TASK REQUIREMENTS. Copy every one of the rows below word for word, without changing anything.

Dataset excerpt.
----------

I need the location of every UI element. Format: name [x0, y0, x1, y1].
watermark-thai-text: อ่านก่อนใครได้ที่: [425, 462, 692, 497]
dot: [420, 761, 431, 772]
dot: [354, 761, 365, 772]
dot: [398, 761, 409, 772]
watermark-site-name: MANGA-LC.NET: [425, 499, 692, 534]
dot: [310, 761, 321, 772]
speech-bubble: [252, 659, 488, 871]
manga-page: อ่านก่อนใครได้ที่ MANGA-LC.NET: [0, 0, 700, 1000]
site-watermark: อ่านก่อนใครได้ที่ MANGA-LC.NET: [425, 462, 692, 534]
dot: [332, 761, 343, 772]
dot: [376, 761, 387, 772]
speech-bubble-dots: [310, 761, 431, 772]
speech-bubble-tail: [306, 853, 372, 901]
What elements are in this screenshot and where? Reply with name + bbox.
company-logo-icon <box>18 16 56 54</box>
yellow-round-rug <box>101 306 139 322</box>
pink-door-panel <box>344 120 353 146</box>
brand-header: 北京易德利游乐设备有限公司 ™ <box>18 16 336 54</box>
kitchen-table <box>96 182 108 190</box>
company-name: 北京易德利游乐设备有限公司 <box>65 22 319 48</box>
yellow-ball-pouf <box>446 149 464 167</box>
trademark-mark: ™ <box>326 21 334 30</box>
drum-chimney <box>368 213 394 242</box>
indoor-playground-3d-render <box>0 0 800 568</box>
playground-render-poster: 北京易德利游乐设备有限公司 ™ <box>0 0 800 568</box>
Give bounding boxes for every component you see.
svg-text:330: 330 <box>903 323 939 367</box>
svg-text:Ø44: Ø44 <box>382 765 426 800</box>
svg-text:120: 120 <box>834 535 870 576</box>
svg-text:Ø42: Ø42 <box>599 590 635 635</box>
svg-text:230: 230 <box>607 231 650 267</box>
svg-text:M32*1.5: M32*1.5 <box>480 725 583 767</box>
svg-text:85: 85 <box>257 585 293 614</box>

----------

THE RESULT.
I need the location of every UI element. Format: name [x0, y0, x1, y1].
watermark-thai-text: อ่านก่อนใครได้ที่: [425, 462, 692, 497]
dot: [420, 761, 431, 772]
dot: [354, 761, 365, 772]
dot: [398, 761, 409, 772]
watermark-site-name: MANGA-LC.NET: [425, 499, 692, 534]
dot: [310, 761, 321, 772]
speech-bubble: [252, 659, 488, 871]
manga-page: อ่านก่อนใครได้ที่ MANGA-LC.NET: [0, 0, 700, 1000]
site-watermark: อ่านก่อนใครได้ที่ MANGA-LC.NET: [425, 462, 692, 534]
dot: [332, 761, 343, 772]
dot: [376, 761, 387, 772]
speech-bubble-dots: [310, 761, 431, 772]
speech-bubble-tail: [306, 853, 372, 901]
What elements are in this screenshot and where? Reply with name + bbox.
company-logo-icon <box>18 16 56 54</box>
yellow-round-rug <box>101 306 139 322</box>
pink-door-panel <box>344 120 353 146</box>
brand-header: 北京易德利游乐设备有限公司 ™ <box>18 16 336 54</box>
kitchen-table <box>96 182 108 190</box>
company-name: 北京易德利游乐设备有限公司 <box>65 22 319 48</box>
yellow-ball-pouf <box>446 149 464 167</box>
trademark-mark: ™ <box>326 21 334 30</box>
drum-chimney <box>368 213 394 242</box>
indoor-playground-3d-render <box>0 0 800 568</box>
playground-render-poster: 北京易德利游乐设备有限公司 ™ <box>0 0 800 568</box>
Give bounding boxes for every component you see.
svg-text:330: 330 <box>903 323 939 367</box>
svg-text:Ø44: Ø44 <box>382 765 426 800</box>
svg-text:120: 120 <box>834 535 870 576</box>
svg-text:Ø42: Ø42 <box>599 590 635 635</box>
svg-text:230: 230 <box>607 231 650 267</box>
svg-text:M32*1.5: M32*1.5 <box>480 725 583 767</box>
svg-text:85: 85 <box>257 585 293 614</box>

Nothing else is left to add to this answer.